## Set task
Using the listing below, please gather every line containing the word "label".

###

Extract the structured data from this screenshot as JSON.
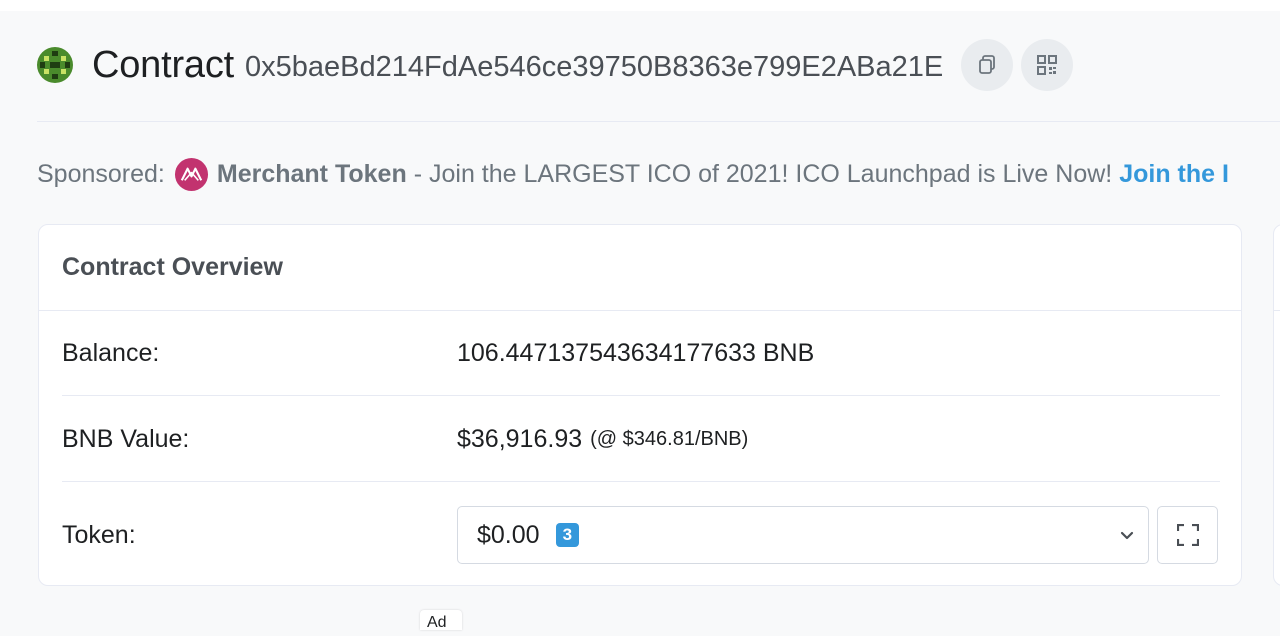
{
  "header": {
    "title": "Contract",
    "address": "0x5baeBd214FdAe546ce39750B8363e799E2ABa21E",
    "icons": {
      "avatar": "identicon-avatar",
      "copy": "copy-icon",
      "qr": "qr-code-icon"
    }
  },
  "sponsored": {
    "label": "Sponsored:",
    "name": "Merchant Token",
    "text": "- Join the LARGEST ICO of 2021! ICO Launchpad is Live Now!",
    "cta": "Join the I",
    "logo_color": "#c2336f"
  },
  "overview": {
    "title": "Contract Overview",
    "balance": {
      "label": "Balance:",
      "value": "106.447137543634177633 BNB"
    },
    "bnb_value": {
      "label": "BNB Value:",
      "value": "$36,916.93",
      "price_note": "(@ $346.81/BNB)"
    },
    "token": {
      "label": "Token:",
      "value": "$0.00",
      "count": "3"
    }
  },
  "ad": {
    "label": "Ad"
  },
  "colors": {
    "accent": "#3498db",
    "border": "#e7eaf3",
    "text": "#1e2022",
    "muted": "#6c757d"
  }
}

###

## Result of this task
    "label": "Sponsored:",
      "label": "Balance:",
      "label": "BNB Value:",
      "label": "Token:",
    "label": "Ad"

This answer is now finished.